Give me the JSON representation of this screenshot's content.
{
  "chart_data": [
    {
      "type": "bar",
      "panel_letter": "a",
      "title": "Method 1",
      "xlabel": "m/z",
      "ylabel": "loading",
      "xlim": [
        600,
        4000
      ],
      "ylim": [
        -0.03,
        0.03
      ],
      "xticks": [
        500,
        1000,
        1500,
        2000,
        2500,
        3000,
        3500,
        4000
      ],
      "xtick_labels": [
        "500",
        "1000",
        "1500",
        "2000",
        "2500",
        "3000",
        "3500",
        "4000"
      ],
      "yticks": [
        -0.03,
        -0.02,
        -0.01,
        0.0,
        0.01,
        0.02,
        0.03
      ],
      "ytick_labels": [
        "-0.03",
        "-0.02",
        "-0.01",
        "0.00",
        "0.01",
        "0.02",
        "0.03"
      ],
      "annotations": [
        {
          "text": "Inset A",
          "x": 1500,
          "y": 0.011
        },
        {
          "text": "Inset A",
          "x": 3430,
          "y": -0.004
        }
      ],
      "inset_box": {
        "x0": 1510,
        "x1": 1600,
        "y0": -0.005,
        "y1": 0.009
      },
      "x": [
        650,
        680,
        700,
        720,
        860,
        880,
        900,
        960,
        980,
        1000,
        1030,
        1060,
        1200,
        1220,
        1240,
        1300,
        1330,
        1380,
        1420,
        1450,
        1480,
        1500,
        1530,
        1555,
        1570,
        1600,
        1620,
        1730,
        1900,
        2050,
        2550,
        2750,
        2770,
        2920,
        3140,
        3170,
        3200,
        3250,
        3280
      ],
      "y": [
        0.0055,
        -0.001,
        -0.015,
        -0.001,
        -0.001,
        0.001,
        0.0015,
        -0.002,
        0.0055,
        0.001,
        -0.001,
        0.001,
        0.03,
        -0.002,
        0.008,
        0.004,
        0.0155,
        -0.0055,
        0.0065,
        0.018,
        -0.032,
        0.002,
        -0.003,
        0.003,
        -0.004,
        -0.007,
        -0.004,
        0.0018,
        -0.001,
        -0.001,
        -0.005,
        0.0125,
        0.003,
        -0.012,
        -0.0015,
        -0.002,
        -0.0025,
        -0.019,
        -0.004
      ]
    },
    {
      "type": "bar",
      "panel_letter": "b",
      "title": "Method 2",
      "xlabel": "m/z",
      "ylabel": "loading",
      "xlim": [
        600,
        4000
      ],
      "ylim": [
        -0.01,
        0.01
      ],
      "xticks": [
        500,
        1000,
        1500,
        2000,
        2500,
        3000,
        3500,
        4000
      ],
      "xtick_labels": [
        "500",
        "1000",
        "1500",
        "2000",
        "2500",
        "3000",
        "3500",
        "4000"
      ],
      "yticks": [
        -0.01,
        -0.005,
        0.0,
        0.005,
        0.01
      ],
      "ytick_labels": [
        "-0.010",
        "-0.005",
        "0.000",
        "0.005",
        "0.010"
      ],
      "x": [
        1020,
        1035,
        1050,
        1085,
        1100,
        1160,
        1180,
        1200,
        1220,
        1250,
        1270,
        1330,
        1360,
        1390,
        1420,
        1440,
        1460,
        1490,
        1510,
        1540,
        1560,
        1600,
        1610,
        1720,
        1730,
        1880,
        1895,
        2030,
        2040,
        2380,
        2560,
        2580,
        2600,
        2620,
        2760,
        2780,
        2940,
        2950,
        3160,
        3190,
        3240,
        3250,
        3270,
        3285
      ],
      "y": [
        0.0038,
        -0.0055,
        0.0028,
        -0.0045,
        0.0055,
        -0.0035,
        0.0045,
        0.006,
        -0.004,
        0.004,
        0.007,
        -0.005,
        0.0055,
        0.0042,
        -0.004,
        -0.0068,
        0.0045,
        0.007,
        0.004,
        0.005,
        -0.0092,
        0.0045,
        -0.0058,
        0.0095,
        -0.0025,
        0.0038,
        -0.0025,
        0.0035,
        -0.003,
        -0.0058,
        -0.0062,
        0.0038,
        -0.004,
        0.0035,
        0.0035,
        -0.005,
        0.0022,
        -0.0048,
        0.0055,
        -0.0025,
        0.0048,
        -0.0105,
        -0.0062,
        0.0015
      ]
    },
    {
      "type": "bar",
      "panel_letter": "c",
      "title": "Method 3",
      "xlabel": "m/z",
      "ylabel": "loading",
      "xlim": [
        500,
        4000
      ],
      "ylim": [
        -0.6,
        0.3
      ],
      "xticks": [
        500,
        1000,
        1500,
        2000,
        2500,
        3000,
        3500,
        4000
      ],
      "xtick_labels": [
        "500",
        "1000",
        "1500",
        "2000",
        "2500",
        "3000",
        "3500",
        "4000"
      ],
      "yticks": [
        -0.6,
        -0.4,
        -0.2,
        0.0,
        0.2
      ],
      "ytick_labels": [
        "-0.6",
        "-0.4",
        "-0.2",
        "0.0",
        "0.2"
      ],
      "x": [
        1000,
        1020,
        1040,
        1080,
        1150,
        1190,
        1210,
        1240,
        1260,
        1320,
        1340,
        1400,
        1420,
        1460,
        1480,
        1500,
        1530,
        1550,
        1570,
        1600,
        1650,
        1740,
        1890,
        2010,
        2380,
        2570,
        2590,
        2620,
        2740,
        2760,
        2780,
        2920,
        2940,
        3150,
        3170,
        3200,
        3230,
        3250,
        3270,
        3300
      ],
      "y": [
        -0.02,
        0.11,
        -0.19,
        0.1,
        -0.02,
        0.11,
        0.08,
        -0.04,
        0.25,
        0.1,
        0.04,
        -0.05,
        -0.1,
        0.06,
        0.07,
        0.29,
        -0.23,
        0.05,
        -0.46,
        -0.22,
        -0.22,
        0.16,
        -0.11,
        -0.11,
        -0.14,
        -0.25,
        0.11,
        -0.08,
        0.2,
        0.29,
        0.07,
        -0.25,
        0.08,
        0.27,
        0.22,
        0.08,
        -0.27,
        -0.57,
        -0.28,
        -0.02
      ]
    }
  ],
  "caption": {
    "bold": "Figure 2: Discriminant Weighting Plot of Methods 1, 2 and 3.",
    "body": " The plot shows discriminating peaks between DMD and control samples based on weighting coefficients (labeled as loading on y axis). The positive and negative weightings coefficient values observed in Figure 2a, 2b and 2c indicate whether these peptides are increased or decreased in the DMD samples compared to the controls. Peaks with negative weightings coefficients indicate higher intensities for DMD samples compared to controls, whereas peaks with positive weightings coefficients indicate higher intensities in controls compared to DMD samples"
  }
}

# TASK ITEM
Exactly as given, repeat every record above.

# EXERCISE SOLUTION
Give me the JSON representation of this screenshot's content.
{
  "chart_data": [
    {
      "type": "bar",
      "panel_letter": "a",
      "title": "Method 1",
      "xlabel": "m/z",
      "ylabel": "loading",
      "xlim": [
        600,
        4000
      ],
      "ylim": [
        -0.03,
        0.03
      ],
      "xticks": [
        500,
        1000,
        1500,
        2000,
        2500,
        3000,
        3500,
        4000
      ],
      "xtick_labels": [
        "500",
        "1000",
        "1500",
        "2000",
        "2500",
        "3000",
        "3500",
        "4000"
      ],
      "yticks": [
        -0.03,
        -0.02,
        -0.01,
        0.0,
        0.01,
        0.02,
        0.03
      ],
      "ytick_labels": [
        "-0.03",
        "-0.02",
        "-0.01",
        "0.00",
        "0.01",
        "0.02",
        "0.03"
      ],
      "annotations": [
        {
          "text": "Inset A",
          "x": 1500,
          "y": 0.011
        },
        {
          "text": "Inset A",
          "x": 3430,
          "y": -0.004
        }
      ],
      "inset_box": {
        "x0": 1510,
        "x1": 1600,
        "y0": -0.005,
        "y1": 0.009
      },
      "x": [
        650,
        680,
        700,
        720,
        860,
        880,
        900,
        960,
        980,
        1000,
        1030,
        1060,
        1200,
        1220,
        1240,
        1300,
        1330,
        1380,
        1420,
        1450,
        1480,
        1500,
        1530,
        1555,
        1570,
        1600,
        1620,
        1730,
        1900,
        2050,
        2550,
        2750,
        2770,
        2920,
        3140,
        3170,
        3200,
        3250,
        3280
      ],
      "y": [
        0.0055,
        -0.001,
        -0.015,
        -0.001,
        -0.001,
        0.001,
        0.0015,
        -0.002,
        0.0055,
        0.001,
        -0.001,
        0.001,
        0.03,
        -0.002,
        0.008,
        0.004,
        0.0155,
        -0.0055,
        0.0065,
        0.018,
        -0.032,
        0.002,
        -0.003,
        0.003,
        -0.004,
        -0.007,
        -0.004,
        0.0018,
        -0.001,
        -0.001,
        -0.005,
        0.0125,
        0.003,
        -0.012,
        -0.0015,
        -0.002,
        -0.0025,
        -0.019,
        -0.004
      ]
    },
    {
      "type": "bar",
      "panel_letter": "b",
      "title": "Method 2",
      "xlabel": "m/z",
      "ylabel": "loading",
      "xlim": [
        600,
        4000
      ],
      "ylim": [
        -0.01,
        0.01
      ],
      "xticks": [
        500,
        1000,
        1500,
        2000,
        2500,
        3000,
        3500,
        4000
      ],
      "xtick_labels": [
        "500",
        "1000",
        "1500",
        "2000",
        "2500",
        "3000",
        "3500",
        "4000"
      ],
      "yticks": [
        -0.01,
        -0.005,
        0.0,
        0.005,
        0.01
      ],
      "ytick_labels": [
        "-0.010",
        "-0.005",
        "0.000",
        "0.005",
        "0.010"
      ],
      "x": [
        1020,
        1035,
        1050,
        1085,
        1100,
        1160,
        1180,
        1200,
        1220,
        1250,
        1270,
        1330,
        1360,
        1390,
        1420,
        1440,
        1460,
        1490,
        1510,
        1540,
        1560,
        1600,
        1610,
        1720,
        1730,
        1880,
        1895,
        2030,
        2040,
        2380,
        2560,
        2580,
        2600,
        2620,
        2760,
        2780,
        2940,
        2950,
        3160,
        3190,
        3240,
        3250,
        3270,
        3285
      ],
      "y": [
        0.0038,
        -0.0055,
        0.0028,
        -0.0045,
        0.0055,
        -0.0035,
        0.0045,
        0.006,
        -0.004,
        0.004,
        0.007,
        -0.005,
        0.0055,
        0.0042,
        -0.004,
        -0.0068,
        0.0045,
        0.007,
        0.004,
        0.005,
        -0.0092,
        0.0045,
        -0.0058,
        0.0095,
        -0.0025,
        0.0038,
        -0.0025,
        0.0035,
        -0.003,
        -0.0058,
        -0.0062,
        0.0038,
        -0.004,
        0.0035,
        0.0035,
        -0.005,
        0.0022,
        -0.0048,
        0.0055,
        -0.0025,
        0.0048,
        -0.0105,
        -0.0062,
        0.0015
      ]
    },
    {
      "type": "bar",
      "panel_letter": "c",
      "title": "Method 3",
      "xlabel": "m/z",
      "ylabel": "loading",
      "xlim": [
        500,
        4000
      ],
      "ylim": [
        -0.6,
        0.3
      ],
      "xticks": [
        500,
        1000,
        1500,
        2000,
        2500,
        3000,
        3500,
        4000
      ],
      "xtick_labels": [
        "500",
        "1000",
        "1500",
        "2000",
        "2500",
        "3000",
        "3500",
        "4000"
      ],
      "yticks": [
        -0.6,
        -0.4,
        -0.2,
        0.0,
        0.2
      ],
      "ytick_labels": [
        "-0.6",
        "-0.4",
        "-0.2",
        "0.0",
        "0.2"
      ],
      "x": [
        1000,
        1020,
        1040,
        1080,
        1150,
        1190,
        1210,
        1240,
        1260,
        1320,
        1340,
        1400,
        1420,
        1460,
        1480,
        1500,
        1530,
        1550,
        1570,
        1600,
        1650,
        1740,
        1890,
        2010,
        2380,
        2570,
        2590,
        2620,
        2740,
        2760,
        2780,
        2920,
        2940,
        3150,
        3170,
        3200,
        3230,
        3250,
        3270,
        3300
      ],
      "y": [
        -0.02,
        0.11,
        -0.19,
        0.1,
        -0.02,
        0.11,
        0.08,
        -0.04,
        0.25,
        0.1,
        0.04,
        -0.05,
        -0.1,
        0.06,
        0.07,
        0.29,
        -0.23,
        0.05,
        -0.46,
        -0.22,
        -0.22,
        0.16,
        -0.11,
        -0.11,
        -0.14,
        -0.25,
        0.11,
        -0.08,
        0.2,
        0.29,
        0.07,
        -0.25,
        0.08,
        0.27,
        0.22,
        0.08,
        -0.27,
        -0.57,
        -0.28,
        -0.02
      ]
    }
  ],
  "caption": {
    "bold": "Figure 2: Discriminant Weighting Plot of Methods 1, 2 and 3.",
    "body": " The plot shows discriminating peaks between DMD and control samples based on weighting coefficients (labeled as loading on y axis). The positive and negative weightings coefficient values observed in Figure 2a, 2b and 2c indicate whether these peptides are increased or decreased in the DMD samples compared to the controls. Peaks with negative weightings coefficients indicate higher intensities for DMD samples compared to controls, whereas peaks with positive weightings coefficients indicate higher intensities in controls compared to DMD samples"
  }
}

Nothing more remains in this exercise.